- _Material_
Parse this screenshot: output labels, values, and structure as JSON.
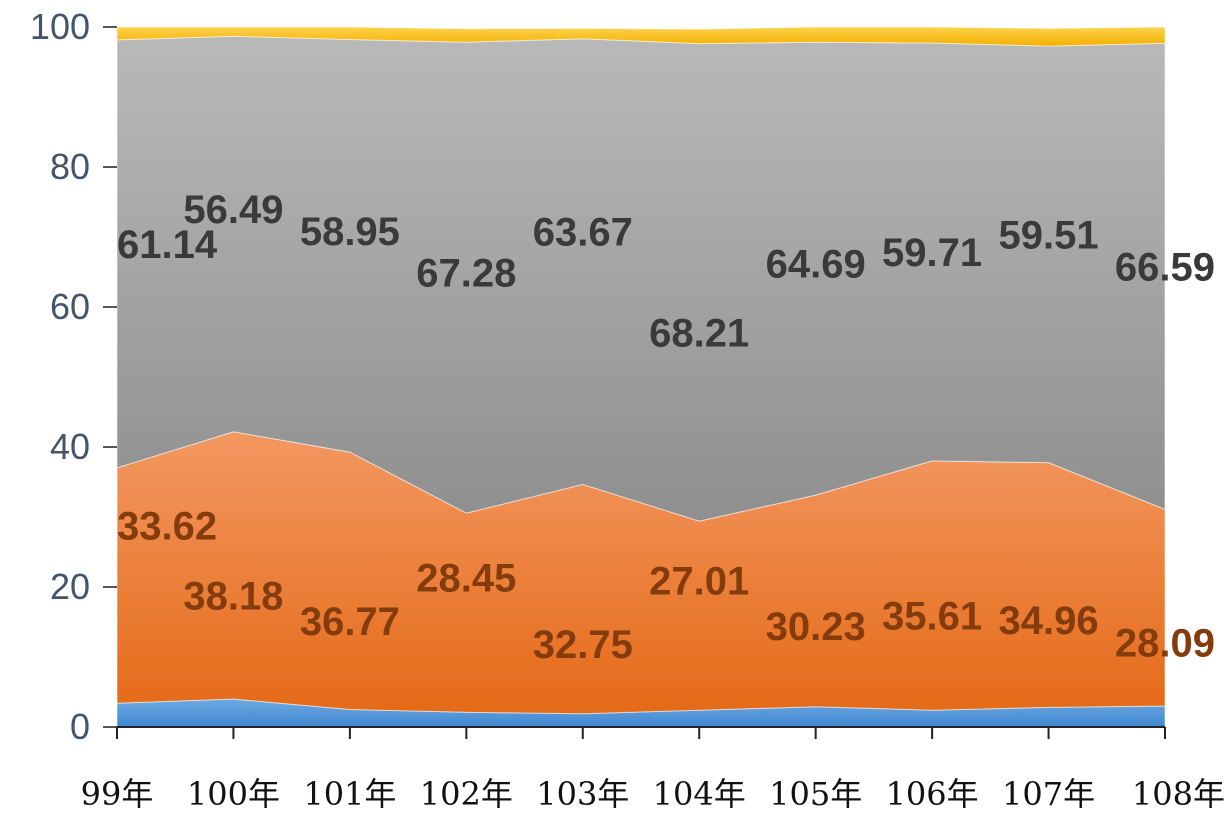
{
  "chart_data": {
    "type": "area",
    "stacked": true,
    "categories": [
      "99年",
      "100年",
      "101年",
      "102年",
      "103年",
      "104年",
      "105年",
      "106年",
      "107年",
      "108年"
    ],
    "ylim": [
      0,
      100
    ],
    "yticks": [
      0,
      20,
      40,
      60,
      80,
      100
    ],
    "series": [
      {
        "values": [
          3.4,
          4.0,
          2.5,
          2.1,
          1.9,
          2.4,
          2.9,
          2.4,
          2.8,
          3.0
        ],
        "color": "#5b9bd5",
        "show_labels": false
      },
      {
        "values": [
          33.62,
          38.18,
          36.77,
          28.45,
          32.75,
          27.01,
          30.23,
          35.61,
          34.96,
          28.09
        ],
        "color": "#ed7d31",
        "show_labels": true
      },
      {
        "values": [
          61.14,
          56.49,
          58.95,
          67.28,
          63.67,
          68.21,
          64.69,
          59.71,
          59.51,
          66.59
        ],
        "color": "#a5a5a5",
        "show_labels": true
      },
      {
        "values": [
          1.84,
          1.33,
          1.78,
          1.92,
          1.48,
          2.08,
          2.18,
          2.28,
          2.53,
          2.32
        ],
        "color": "#ffc000",
        "show_labels": false
      }
    ],
    "grid": false,
    "legend": "none"
  }
}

- _Directions for this task_
Copy the records above exactly, leaving out every picture.

- _Result of the task_
Parse this screenshot: output labels, values, and structure as JSON.
{
  "chart_data": {
    "type": "area",
    "stacked": true,
    "categories": [
      "99年",
      "100年",
      "101年",
      "102年",
      "103年",
      "104年",
      "105年",
      "106年",
      "107年",
      "108年"
    ],
    "ylim": [
      0,
      100
    ],
    "yticks": [
      0,
      20,
      40,
      60,
      80,
      100
    ],
    "series": [
      {
        "values": [
          3.4,
          4.0,
          2.5,
          2.1,
          1.9,
          2.4,
          2.9,
          2.4,
          2.8,
          3.0
        ],
        "color": "#5b9bd5",
        "show_labels": false
      },
      {
        "values": [
          33.62,
          38.18,
          36.77,
          28.45,
          32.75,
          27.01,
          30.23,
          35.61,
          34.96,
          28.09
        ],
        "color": "#ed7d31",
        "show_labels": true
      },
      {
        "values": [
          61.14,
          56.49,
          58.95,
          67.28,
          63.67,
          68.21,
          64.69,
          59.71,
          59.51,
          66.59
        ],
        "color": "#a5a5a5",
        "show_labels": true
      },
      {
        "values": [
          1.84,
          1.33,
          1.78,
          1.92,
          1.48,
          2.08,
          2.18,
          2.28,
          2.53,
          2.32
        ],
        "color": "#ffc000",
        "show_labels": false
      }
    ],
    "grid": false,
    "legend": "none"
  }
}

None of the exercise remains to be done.